> GOAL OF THE EXERCISE:
Look through the material below for "investimento". Copy every line that contains it.

> EXTRACTED RECORDS:
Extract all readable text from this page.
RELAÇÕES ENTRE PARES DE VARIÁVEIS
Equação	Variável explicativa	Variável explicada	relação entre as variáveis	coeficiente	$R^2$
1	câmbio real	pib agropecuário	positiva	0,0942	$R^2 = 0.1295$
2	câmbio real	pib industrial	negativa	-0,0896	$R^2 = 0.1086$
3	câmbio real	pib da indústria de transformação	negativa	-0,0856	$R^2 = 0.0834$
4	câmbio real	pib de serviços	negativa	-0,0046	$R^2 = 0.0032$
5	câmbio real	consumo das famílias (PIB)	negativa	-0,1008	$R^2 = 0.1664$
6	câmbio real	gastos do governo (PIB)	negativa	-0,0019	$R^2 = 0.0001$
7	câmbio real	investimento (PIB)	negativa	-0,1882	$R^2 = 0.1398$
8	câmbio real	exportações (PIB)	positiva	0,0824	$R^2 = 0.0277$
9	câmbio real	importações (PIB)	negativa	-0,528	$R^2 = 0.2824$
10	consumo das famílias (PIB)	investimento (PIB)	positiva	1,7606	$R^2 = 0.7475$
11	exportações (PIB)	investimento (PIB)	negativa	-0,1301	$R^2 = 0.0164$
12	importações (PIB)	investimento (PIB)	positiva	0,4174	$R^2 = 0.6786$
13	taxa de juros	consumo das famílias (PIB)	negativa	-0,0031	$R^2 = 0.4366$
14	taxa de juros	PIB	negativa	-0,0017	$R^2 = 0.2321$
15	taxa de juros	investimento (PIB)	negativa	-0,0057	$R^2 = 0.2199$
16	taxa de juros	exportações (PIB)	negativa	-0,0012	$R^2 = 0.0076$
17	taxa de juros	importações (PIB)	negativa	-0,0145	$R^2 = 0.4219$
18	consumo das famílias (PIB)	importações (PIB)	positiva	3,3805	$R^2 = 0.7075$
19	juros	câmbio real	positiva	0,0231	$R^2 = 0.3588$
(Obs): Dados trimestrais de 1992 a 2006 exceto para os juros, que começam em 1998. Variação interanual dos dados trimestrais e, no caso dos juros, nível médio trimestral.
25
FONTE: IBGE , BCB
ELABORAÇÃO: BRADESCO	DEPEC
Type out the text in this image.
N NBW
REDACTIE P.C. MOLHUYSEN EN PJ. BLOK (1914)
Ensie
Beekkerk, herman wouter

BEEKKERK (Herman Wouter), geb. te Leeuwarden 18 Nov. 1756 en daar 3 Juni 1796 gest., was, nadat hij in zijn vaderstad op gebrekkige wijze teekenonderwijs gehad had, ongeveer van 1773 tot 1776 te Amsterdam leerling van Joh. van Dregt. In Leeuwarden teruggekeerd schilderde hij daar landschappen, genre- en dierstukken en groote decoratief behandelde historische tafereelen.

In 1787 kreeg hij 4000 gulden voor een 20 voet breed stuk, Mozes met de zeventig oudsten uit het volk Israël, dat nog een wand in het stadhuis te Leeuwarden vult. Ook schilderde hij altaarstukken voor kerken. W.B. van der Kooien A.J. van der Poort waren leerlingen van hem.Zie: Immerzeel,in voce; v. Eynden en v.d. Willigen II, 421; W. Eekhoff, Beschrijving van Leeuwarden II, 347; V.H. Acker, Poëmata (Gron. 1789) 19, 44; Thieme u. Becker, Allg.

---

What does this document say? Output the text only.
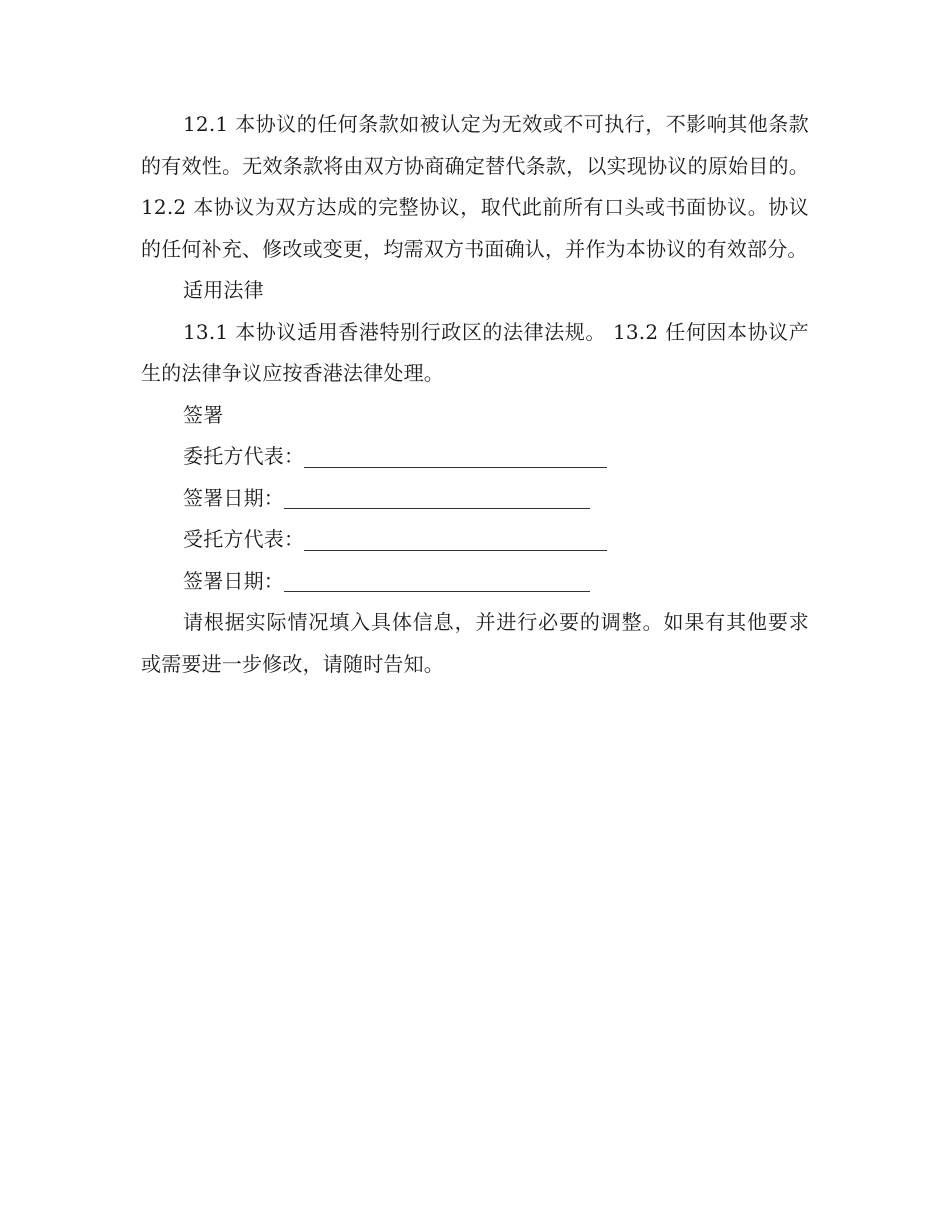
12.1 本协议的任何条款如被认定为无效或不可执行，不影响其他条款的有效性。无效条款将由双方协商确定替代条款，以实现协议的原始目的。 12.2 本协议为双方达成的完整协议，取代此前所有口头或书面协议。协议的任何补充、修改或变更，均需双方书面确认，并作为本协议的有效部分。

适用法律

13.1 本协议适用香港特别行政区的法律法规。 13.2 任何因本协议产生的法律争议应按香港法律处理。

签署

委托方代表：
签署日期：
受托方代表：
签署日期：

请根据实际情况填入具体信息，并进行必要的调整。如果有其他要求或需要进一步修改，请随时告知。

> SOLUTION:
7	câmbio real	investimento (PIB)	negativa	-0,1882	$R^2 = 0.1398$
10	consumo das famílias (PIB)	investimento (PIB)	positiva	1,7606	$R^2 = 0.7475$
11	exportações (PIB)	investimento (PIB)	negativa	-0,1301	$R^2 = 0.0164$
12	importações (PIB)	investimento (PIB)	positiva	0,4174	$R^2 = 0.6786$
15	taxa de juros	investimento (PIB)	negativa	-0,0057	$R^2 = 0.2199$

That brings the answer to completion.